Stored records

>> BEGIN

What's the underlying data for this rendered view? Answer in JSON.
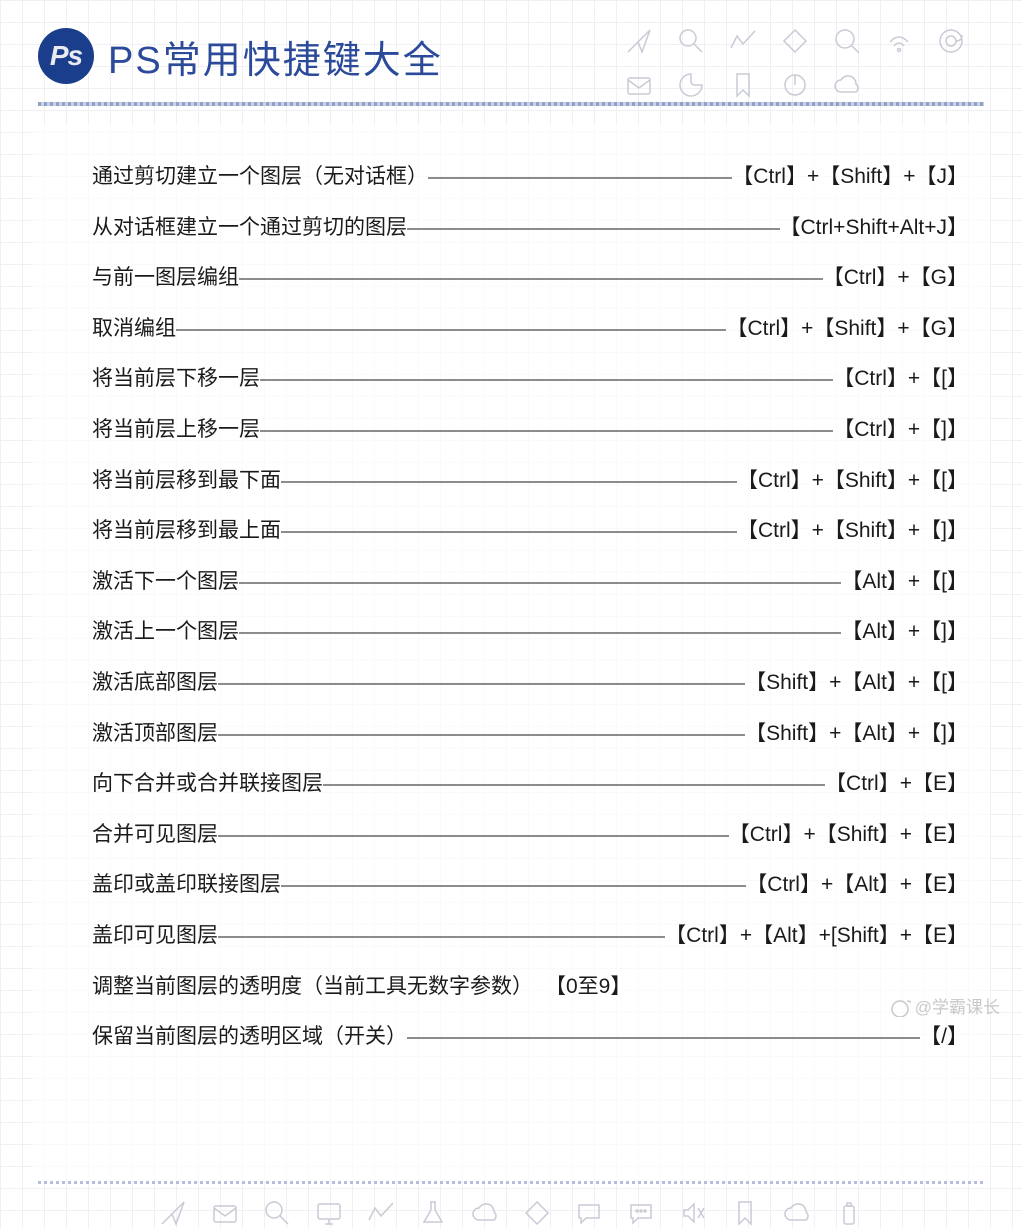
{
  "header": {
    "badge_text": "Ps",
    "title": "PS常用快捷键大全",
    "badge_bg": "#1b3e8c",
    "title_color": "#2b4a9a"
  },
  "shortcuts": [
    {
      "desc": "通过剪切建立一个图层（无对话框）",
      "key": "【Ctrl】+【Shift】+【J】"
    },
    {
      "desc": "从对话框建立一个通过剪切的图层",
      "key": "【Ctrl+Shift+Alt+J】"
    },
    {
      "desc": "与前一图层编组",
      "key": "【Ctrl】+【G】"
    },
    {
      "desc": "取消编组",
      "key": "【Ctrl】+【Shift】+【G】"
    },
    {
      "desc": "将当前层下移一层",
      "key": "【Ctrl】+【[】"
    },
    {
      "desc": "将当前层上移一层",
      "key": "【Ctrl】+【]】"
    },
    {
      "desc": "将当前层移到最下面",
      "key": "【Ctrl】+【Shift】+【[】"
    },
    {
      "desc": "将当前层移到最上面",
      "key": "【Ctrl】+【Shift】+【]】"
    },
    {
      "desc": "激活下一个图层",
      "key": "【Alt】+【[】"
    },
    {
      "desc": "激活上一个图层",
      "key": "【Alt】+【]】"
    },
    {
      "desc": "激活底部图层",
      "key": "【Shift】+【Alt】+【[】"
    },
    {
      "desc": "激活顶部图层",
      "key": "【Shift】+【Alt】+【]】"
    },
    {
      "desc": "向下合并或合并联接图层",
      "key": "【Ctrl】+【E】"
    },
    {
      "desc": "合并可见图层",
      "key": "【Ctrl】+【Shift】+【E】"
    },
    {
      "desc": "盖印或盖印联接图层",
      "key": "【Ctrl】+【Alt】+【E】"
    },
    {
      "desc": "盖印可见图层",
      "key": "【Ctrl】+【Alt】+[Shift】+【E】"
    },
    {
      "desc": "调整当前图层的透明度（当前工具无数字参数）",
      "key": "【0至9】",
      "nodash": true
    },
    {
      "desc": "保留当前图层的透明区域（开关）",
      "key": "【/】"
    }
  ],
  "watermark": "@学霸课长",
  "style": {
    "font_size_row": 21,
    "text_color": "#1a1a1a",
    "grid_color": "#f0f0f2",
    "icon_stroke": "#c8cad6",
    "card_bg": "rgba(255,255,255,.65)"
  }
}
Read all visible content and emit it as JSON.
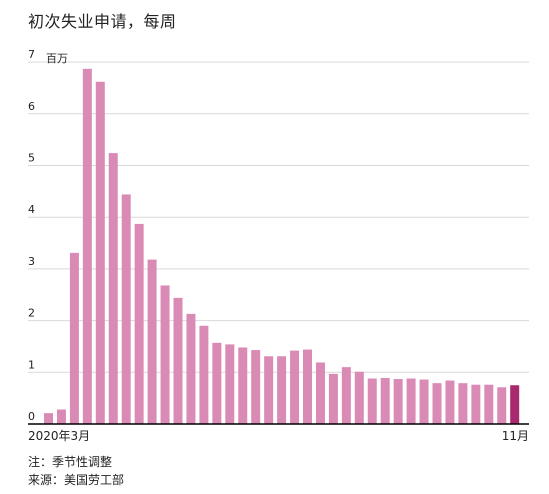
{
  "title": "初次失业申请，每周",
  "notes": {
    "note": "注：季节性调整",
    "source": "来源：美国劳工部"
  },
  "chart_data": {
    "type": "bar",
    "title": "初次失业申请，每周",
    "ylabel": "百万",
    "ylim": [
      0,
      7
    ],
    "yticks": [
      "0",
      "1",
      "2",
      "3",
      "4",
      "5",
      "6",
      "7"
    ],
    "x_start_label": "2020年3月",
    "x_end_label": "11月",
    "grid": "horizontal",
    "bar_color": "#d98bb6",
    "highlight_color": "#a8296e",
    "values": [
      0.21,
      0.28,
      3.31,
      6.87,
      6.62,
      5.24,
      4.44,
      3.87,
      3.18,
      2.68,
      2.44,
      2.13,
      1.9,
      1.57,
      1.54,
      1.48,
      1.43,
      1.31,
      1.31,
      1.42,
      1.44,
      1.19,
      0.97,
      1.1,
      1.01,
      0.88,
      0.89,
      0.87,
      0.88,
      0.86,
      0.79,
      0.84,
      0.79,
      0.76,
      0.76,
      0.71,
      0.75
    ]
  }
}
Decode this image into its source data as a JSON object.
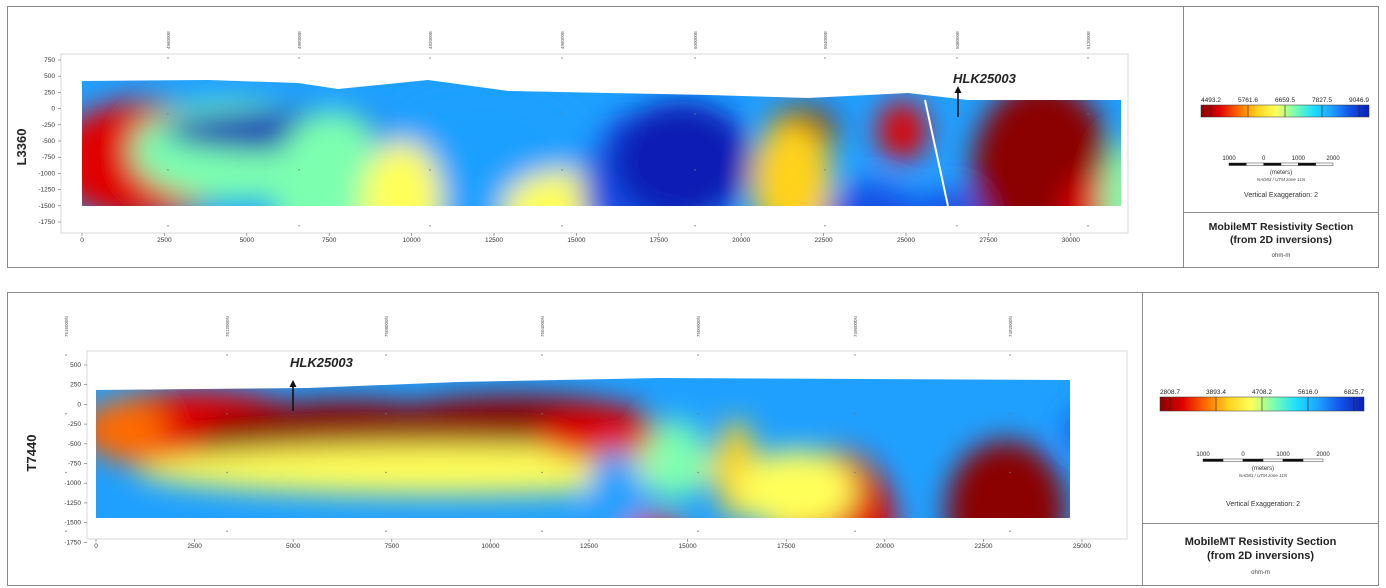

>> END

Your task - Show every line of the listing in which the string "JSON" can be found.

Complete answer -
What's the underlying data for this rendered view? Answer in JSON.
Read all visible content and emit it as JSON.
Decode this image into its source data as a JSON object.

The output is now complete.